Quote the data below in full, minus the images.

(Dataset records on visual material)
• • •
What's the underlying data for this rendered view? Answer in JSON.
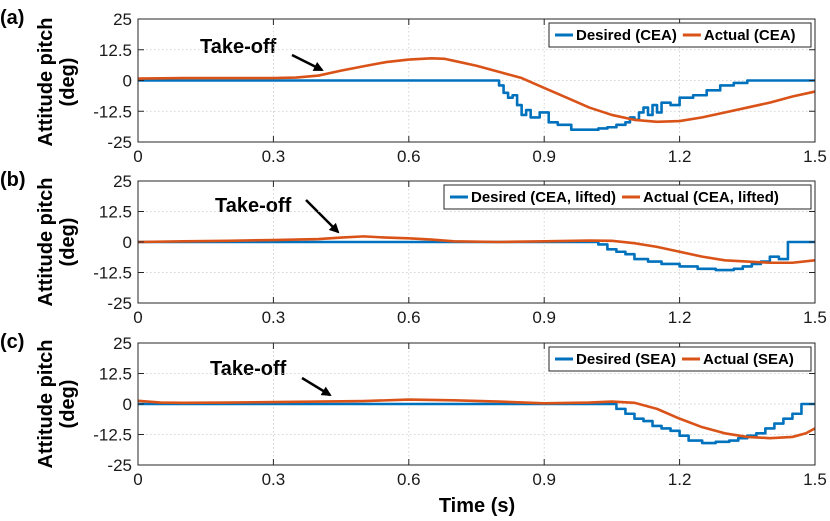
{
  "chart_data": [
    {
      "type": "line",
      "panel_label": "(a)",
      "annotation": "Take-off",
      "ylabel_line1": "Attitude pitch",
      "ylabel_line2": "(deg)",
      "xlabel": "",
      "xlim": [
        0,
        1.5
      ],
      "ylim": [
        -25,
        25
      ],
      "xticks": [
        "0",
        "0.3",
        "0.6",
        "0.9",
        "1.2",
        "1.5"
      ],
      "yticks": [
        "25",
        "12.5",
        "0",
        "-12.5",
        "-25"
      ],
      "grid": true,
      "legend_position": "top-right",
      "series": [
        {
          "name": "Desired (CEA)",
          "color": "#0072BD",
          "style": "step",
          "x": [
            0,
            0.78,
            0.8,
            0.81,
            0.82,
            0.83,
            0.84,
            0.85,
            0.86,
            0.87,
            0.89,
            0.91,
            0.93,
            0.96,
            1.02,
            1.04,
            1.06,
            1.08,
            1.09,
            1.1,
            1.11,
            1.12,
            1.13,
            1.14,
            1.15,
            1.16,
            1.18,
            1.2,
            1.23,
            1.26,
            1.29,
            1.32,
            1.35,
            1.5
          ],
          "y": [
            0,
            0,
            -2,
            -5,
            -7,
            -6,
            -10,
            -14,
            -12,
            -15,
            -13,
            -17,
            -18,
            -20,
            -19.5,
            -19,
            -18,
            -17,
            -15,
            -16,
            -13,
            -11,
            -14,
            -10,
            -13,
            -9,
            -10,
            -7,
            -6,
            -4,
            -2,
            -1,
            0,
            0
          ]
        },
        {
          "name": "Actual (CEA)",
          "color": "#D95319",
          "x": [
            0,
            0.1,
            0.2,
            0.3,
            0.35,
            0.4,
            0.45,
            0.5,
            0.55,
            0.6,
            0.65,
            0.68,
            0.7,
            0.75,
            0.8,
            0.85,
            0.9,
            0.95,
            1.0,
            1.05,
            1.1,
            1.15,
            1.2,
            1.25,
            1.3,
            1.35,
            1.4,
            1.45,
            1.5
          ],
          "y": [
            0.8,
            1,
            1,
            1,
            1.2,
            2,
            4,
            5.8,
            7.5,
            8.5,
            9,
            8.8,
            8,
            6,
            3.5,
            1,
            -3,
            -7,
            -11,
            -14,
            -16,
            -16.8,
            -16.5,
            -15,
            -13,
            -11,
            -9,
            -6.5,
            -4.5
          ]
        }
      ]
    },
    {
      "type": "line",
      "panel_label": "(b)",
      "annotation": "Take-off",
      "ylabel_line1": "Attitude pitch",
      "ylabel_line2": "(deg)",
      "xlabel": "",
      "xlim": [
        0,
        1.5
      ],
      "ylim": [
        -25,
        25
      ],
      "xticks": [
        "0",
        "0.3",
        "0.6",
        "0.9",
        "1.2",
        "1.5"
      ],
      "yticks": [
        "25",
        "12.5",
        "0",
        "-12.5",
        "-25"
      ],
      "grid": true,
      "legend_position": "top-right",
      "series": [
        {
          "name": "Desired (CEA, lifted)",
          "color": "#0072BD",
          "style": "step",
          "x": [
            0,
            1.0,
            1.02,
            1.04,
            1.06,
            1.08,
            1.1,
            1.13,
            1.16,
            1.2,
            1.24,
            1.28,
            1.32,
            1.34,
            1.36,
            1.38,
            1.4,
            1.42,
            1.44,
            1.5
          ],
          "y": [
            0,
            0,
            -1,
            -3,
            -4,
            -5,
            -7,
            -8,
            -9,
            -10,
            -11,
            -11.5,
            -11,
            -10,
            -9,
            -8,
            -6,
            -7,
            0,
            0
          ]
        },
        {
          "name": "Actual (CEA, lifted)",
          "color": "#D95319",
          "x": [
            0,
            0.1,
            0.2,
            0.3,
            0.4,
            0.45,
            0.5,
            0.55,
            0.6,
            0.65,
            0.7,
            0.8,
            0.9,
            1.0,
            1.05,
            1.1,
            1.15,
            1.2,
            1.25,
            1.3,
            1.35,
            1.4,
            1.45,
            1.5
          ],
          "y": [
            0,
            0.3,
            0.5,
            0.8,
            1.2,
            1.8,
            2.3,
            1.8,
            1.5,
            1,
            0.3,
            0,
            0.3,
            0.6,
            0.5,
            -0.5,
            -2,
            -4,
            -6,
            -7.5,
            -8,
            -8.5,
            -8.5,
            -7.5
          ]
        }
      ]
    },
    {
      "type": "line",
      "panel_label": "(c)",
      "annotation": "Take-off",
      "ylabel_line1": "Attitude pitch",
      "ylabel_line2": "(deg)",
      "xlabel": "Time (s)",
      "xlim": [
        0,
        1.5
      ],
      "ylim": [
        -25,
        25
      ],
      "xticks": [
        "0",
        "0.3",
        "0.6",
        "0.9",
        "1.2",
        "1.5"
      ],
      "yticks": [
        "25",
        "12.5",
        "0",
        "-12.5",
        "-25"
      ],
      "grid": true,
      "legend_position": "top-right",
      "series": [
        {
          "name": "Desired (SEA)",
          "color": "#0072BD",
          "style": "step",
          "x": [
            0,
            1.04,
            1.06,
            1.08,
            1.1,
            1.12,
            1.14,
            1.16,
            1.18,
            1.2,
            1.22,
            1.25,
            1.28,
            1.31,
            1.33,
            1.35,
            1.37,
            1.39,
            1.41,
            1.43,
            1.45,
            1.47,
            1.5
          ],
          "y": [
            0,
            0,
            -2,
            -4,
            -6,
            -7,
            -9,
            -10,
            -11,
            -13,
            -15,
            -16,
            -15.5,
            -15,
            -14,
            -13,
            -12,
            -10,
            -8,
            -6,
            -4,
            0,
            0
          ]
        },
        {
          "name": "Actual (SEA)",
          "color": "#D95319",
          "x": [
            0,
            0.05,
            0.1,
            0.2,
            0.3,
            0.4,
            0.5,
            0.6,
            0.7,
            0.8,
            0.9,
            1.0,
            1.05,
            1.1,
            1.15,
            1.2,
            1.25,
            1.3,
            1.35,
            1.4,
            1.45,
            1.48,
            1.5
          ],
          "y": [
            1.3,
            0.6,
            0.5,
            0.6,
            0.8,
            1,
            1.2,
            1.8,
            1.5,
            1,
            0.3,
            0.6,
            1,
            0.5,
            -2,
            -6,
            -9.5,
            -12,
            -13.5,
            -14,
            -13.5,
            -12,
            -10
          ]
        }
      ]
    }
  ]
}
• • •
PROBLEM SOLUTION:
What's the underlying data for this rendered view? Answer in JSON.
{
  "chart_data": [
    {
      "type": "line",
      "panel_label": "(a)",
      "annotation": "Take-off",
      "ylabel_line1": "Attitude pitch",
      "ylabel_line2": "(deg)",
      "xlabel": "",
      "xlim": [
        0,
        1.5
      ],
      "ylim": [
        -25,
        25
      ],
      "xticks": [
        "0",
        "0.3",
        "0.6",
        "0.9",
        "1.2",
        "1.5"
      ],
      "yticks": [
        "25",
        "12.5",
        "0",
        "-12.5",
        "-25"
      ],
      "grid": true,
      "legend_position": "top-right",
      "series": [
        {
          "name": "Desired (CEA)",
          "color": "#0072BD",
          "style": "step",
          "x": [
            0,
            0.78,
            0.8,
            0.81,
            0.82,
            0.83,
            0.84,
            0.85,
            0.86,
            0.87,
            0.89,
            0.91,
            0.93,
            0.96,
            1.02,
            1.04,
            1.06,
            1.08,
            1.09,
            1.1,
            1.11,
            1.12,
            1.13,
            1.14,
            1.15,
            1.16,
            1.18,
            1.2,
            1.23,
            1.26,
            1.29,
            1.32,
            1.35,
            1.5
          ],
          "y": [
            0,
            0,
            -2,
            -5,
            -7,
            -6,
            -10,
            -14,
            -12,
            -15,
            -13,
            -17,
            -18,
            -20,
            -19.5,
            -19,
            -18,
            -17,
            -15,
            -16,
            -13,
            -11,
            -14,
            -10,
            -13,
            -9,
            -10,
            -7,
            -6,
            -4,
            -2,
            -1,
            0,
            0
          ]
        },
        {
          "name": "Actual (CEA)",
          "color": "#D95319",
          "x": [
            0,
            0.1,
            0.2,
            0.3,
            0.35,
            0.4,
            0.45,
            0.5,
            0.55,
            0.6,
            0.65,
            0.68,
            0.7,
            0.75,
            0.8,
            0.85,
            0.9,
            0.95,
            1.0,
            1.05,
            1.1,
            1.15,
            1.2,
            1.25,
            1.3,
            1.35,
            1.4,
            1.45,
            1.5
          ],
          "y": [
            0.8,
            1,
            1,
            1,
            1.2,
            2,
            4,
            5.8,
            7.5,
            8.5,
            9,
            8.8,
            8,
            6,
            3.5,
            1,
            -3,
            -7,
            -11,
            -14,
            -16,
            -16.8,
            -16.5,
            -15,
            -13,
            -11,
            -9,
            -6.5,
            -4.5
          ]
        }
      ]
    },
    {
      "type": "line",
      "panel_label": "(b)",
      "annotation": "Take-off",
      "ylabel_line1": "Attitude pitch",
      "ylabel_line2": "(deg)",
      "xlabel": "",
      "xlim": [
        0,
        1.5
      ],
      "ylim": [
        -25,
        25
      ],
      "xticks": [
        "0",
        "0.3",
        "0.6",
        "0.9",
        "1.2",
        "1.5"
      ],
      "yticks": [
        "25",
        "12.5",
        "0",
        "-12.5",
        "-25"
      ],
      "grid": true,
      "legend_position": "top-right",
      "series": [
        {
          "name": "Desired (CEA, lifted)",
          "color": "#0072BD",
          "style": "step",
          "x": [
            0,
            1.0,
            1.02,
            1.04,
            1.06,
            1.08,
            1.1,
            1.13,
            1.16,
            1.2,
            1.24,
            1.28,
            1.32,
            1.34,
            1.36,
            1.38,
            1.4,
            1.42,
            1.44,
            1.5
          ],
          "y": [
            0,
            0,
            -1,
            -3,
            -4,
            -5,
            -7,
            -8,
            -9,
            -10,
            -11,
            -11.5,
            -11,
            -10,
            -9,
            -8,
            -6,
            -7,
            0,
            0
          ]
        },
        {
          "name": "Actual (CEA, lifted)",
          "color": "#D95319",
          "x": [
            0,
            0.1,
            0.2,
            0.3,
            0.4,
            0.45,
            0.5,
            0.55,
            0.6,
            0.65,
            0.7,
            0.8,
            0.9,
            1.0,
            1.05,
            1.1,
            1.15,
            1.2,
            1.25,
            1.3,
            1.35,
            1.4,
            1.45,
            1.5
          ],
          "y": [
            0,
            0.3,
            0.5,
            0.8,
            1.2,
            1.8,
            2.3,
            1.8,
            1.5,
            1,
            0.3,
            0,
            0.3,
            0.6,
            0.5,
            -0.5,
            -2,
            -4,
            -6,
            -7.5,
            -8,
            -8.5,
            -8.5,
            -7.5
          ]
        }
      ]
    },
    {
      "type": "line",
      "panel_label": "(c)",
      "annotation": "Take-off",
      "ylabel_line1": "Attitude pitch",
      "ylabel_line2": "(deg)",
      "xlabel": "Time (s)",
      "xlim": [
        0,
        1.5
      ],
      "ylim": [
        -25,
        25
      ],
      "xticks": [
        "0",
        "0.3",
        "0.6",
        "0.9",
        "1.2",
        "1.5"
      ],
      "yticks": [
        "25",
        "12.5",
        "0",
        "-12.5",
        "-25"
      ],
      "grid": true,
      "legend_position": "top-right",
      "series": [
        {
          "name": "Desired (SEA)",
          "color": "#0072BD",
          "style": "step",
          "x": [
            0,
            1.04,
            1.06,
            1.08,
            1.1,
            1.12,
            1.14,
            1.16,
            1.18,
            1.2,
            1.22,
            1.25,
            1.28,
            1.31,
            1.33,
            1.35,
            1.37,
            1.39,
            1.41,
            1.43,
            1.45,
            1.47,
            1.5
          ],
          "y": [
            0,
            0,
            -2,
            -4,
            -6,
            -7,
            -9,
            -10,
            -11,
            -13,
            -15,
            -16,
            -15.5,
            -15,
            -14,
            -13,
            -12,
            -10,
            -8,
            -6,
            -4,
            0,
            0
          ]
        },
        {
          "name": "Actual (SEA)",
          "color": "#D95319",
          "x": [
            0,
            0.05,
            0.1,
            0.2,
            0.3,
            0.4,
            0.5,
            0.6,
            0.7,
            0.8,
            0.9,
            1.0,
            1.05,
            1.1,
            1.15,
            1.2,
            1.25,
            1.3,
            1.35,
            1.4,
            1.45,
            1.48,
            1.5
          ],
          "y": [
            1.3,
            0.6,
            0.5,
            0.6,
            0.8,
            1,
            1.2,
            1.8,
            1.5,
            1,
            0.3,
            0.6,
            1,
            0.5,
            -2,
            -6,
            -9.5,
            -12,
            -13.5,
            -14,
            -13.5,
            -12,
            -10
          ]
        }
      ]
    }
  ]
}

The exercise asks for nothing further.